Dataset |
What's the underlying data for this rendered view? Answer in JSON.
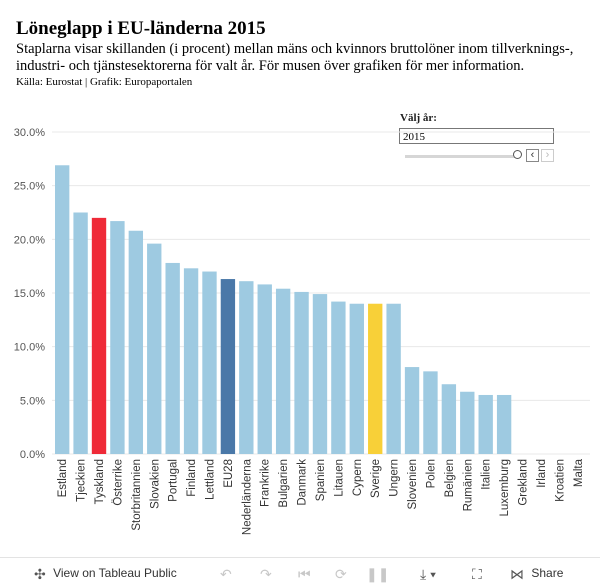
{
  "header": {
    "title": "Löneglapp  i  EU-länderna  2015",
    "subtitle": "Staplarna visar skillanden (i procent) mellan mäns och kvinnors bruttolöner inom tillverknings-, industri- och tjänstesektorerna för valt år. För musen över grafiken för mer information.",
    "source": "Källa: Eurostat | Grafik: Europaportalen"
  },
  "year_control": {
    "label": "Välj  år:",
    "value": "2015",
    "slider_fraction": 1.0
  },
  "colors": {
    "default": "#9ecae1",
    "germany": "#ef2a38",
    "eu28": "#4a78a8",
    "sweden": "#f8d038",
    "grid": "#e8e8e8",
    "axis_text": "#555555"
  },
  "chart_data": {
    "type": "bar",
    "title": "",
    "xlabel": "",
    "ylabel": "",
    "ylim": [
      0,
      30
    ],
    "yticks": [
      0,
      5,
      10,
      15,
      20,
      25,
      30
    ],
    "ytick_labels": [
      "0.0%",
      "5.0%",
      "10.0%",
      "15.0%",
      "20.0%",
      "25.0%",
      "30.0%"
    ],
    "grid": true,
    "categories": [
      "Estland",
      "Tjeckien",
      "Tyskland",
      "Österrike",
      "Storbritannien",
      "Slovakien",
      "Portugal",
      "Finland",
      "Lettland",
      "EU28",
      "Nederländerna",
      "Frankrike",
      "Bulgarien",
      "Danmark",
      "Spanien",
      "Litauen",
      "Cypern",
      "Sverige",
      "Ungern",
      "Slovenien",
      "Polen",
      "Belgien",
      "Rumänien",
      "Italien",
      "Luxemburg",
      "Grekland",
      "Irland",
      "Kroatien",
      "Malta"
    ],
    "values": [
      26.9,
      22.5,
      22.0,
      21.7,
      20.8,
      19.6,
      17.8,
      17.3,
      17.0,
      16.3,
      16.1,
      15.8,
      15.4,
      15.1,
      14.9,
      14.2,
      14.0,
      14.0,
      14.0,
      8.1,
      7.7,
      6.5,
      5.8,
      5.5,
      5.5,
      0,
      0,
      0,
      0
    ],
    "highlights": {
      "Tyskland": "germany",
      "EU28": "eu28",
      "Sverige": "sweden"
    }
  },
  "toolbar": {
    "view_label": "View on Tableau Public",
    "share_label": "Share",
    "icons": [
      "tableau-logo-icon",
      "undo-icon",
      "redo-icon",
      "revert-icon",
      "pause-icon",
      "download-icon",
      "fullscreen-icon",
      "share-icon"
    ]
  }
}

Problem requirements |
Set down the complete material exactly, but do not include the images.

Solved exercise |
What's the underlying data for this rendered view? Answer in JSON.
{
  "header": {
    "title": "Löneglapp  i  EU-länderna  2015",
    "subtitle": "Staplarna visar skillanden (i procent) mellan mäns och kvinnors bruttolöner inom tillverknings-, industri- och tjänstesektorerna för valt år. För musen över grafiken för mer information.",
    "source": "Källa: Eurostat | Grafik: Europaportalen"
  },
  "year_control": {
    "label": "Välj  år:",
    "value": "2015",
    "slider_fraction": 1.0
  },
  "colors": {
    "default": "#9ecae1",
    "germany": "#ef2a38",
    "eu28": "#4a78a8",
    "sweden": "#f8d038",
    "grid": "#e8e8e8",
    "axis_text": "#555555"
  },
  "chart_data": {
    "type": "bar",
    "title": "",
    "xlabel": "",
    "ylabel": "",
    "ylim": [
      0,
      30
    ],
    "yticks": [
      0,
      5,
      10,
      15,
      20,
      25,
      30
    ],
    "ytick_labels": [
      "0.0%",
      "5.0%",
      "10.0%",
      "15.0%",
      "20.0%",
      "25.0%",
      "30.0%"
    ],
    "grid": true,
    "categories": [
      "Estland",
      "Tjeckien",
      "Tyskland",
      "Österrike",
      "Storbritannien",
      "Slovakien",
      "Portugal",
      "Finland",
      "Lettland",
      "EU28",
      "Nederländerna",
      "Frankrike",
      "Bulgarien",
      "Danmark",
      "Spanien",
      "Litauen",
      "Cypern",
      "Sverige",
      "Ungern",
      "Slovenien",
      "Polen",
      "Belgien",
      "Rumänien",
      "Italien",
      "Luxemburg",
      "Grekland",
      "Irland",
      "Kroatien",
      "Malta"
    ],
    "values": [
      26.9,
      22.5,
      22.0,
      21.7,
      20.8,
      19.6,
      17.8,
      17.3,
      17.0,
      16.3,
      16.1,
      15.8,
      15.4,
      15.1,
      14.9,
      14.2,
      14.0,
      14.0,
      14.0,
      8.1,
      7.7,
      6.5,
      5.8,
      5.5,
      5.5,
      0,
      0,
      0,
      0
    ],
    "highlights": {
      "Tyskland": "germany",
      "EU28": "eu28",
      "Sverige": "sweden"
    }
  },
  "toolbar": {
    "view_label": "View on Tableau Public",
    "share_label": "Share",
    "icons": [
      "tableau-logo-icon",
      "undo-icon",
      "redo-icon",
      "revert-icon",
      "pause-icon",
      "download-icon",
      "fullscreen-icon",
      "share-icon"
    ]
  }
}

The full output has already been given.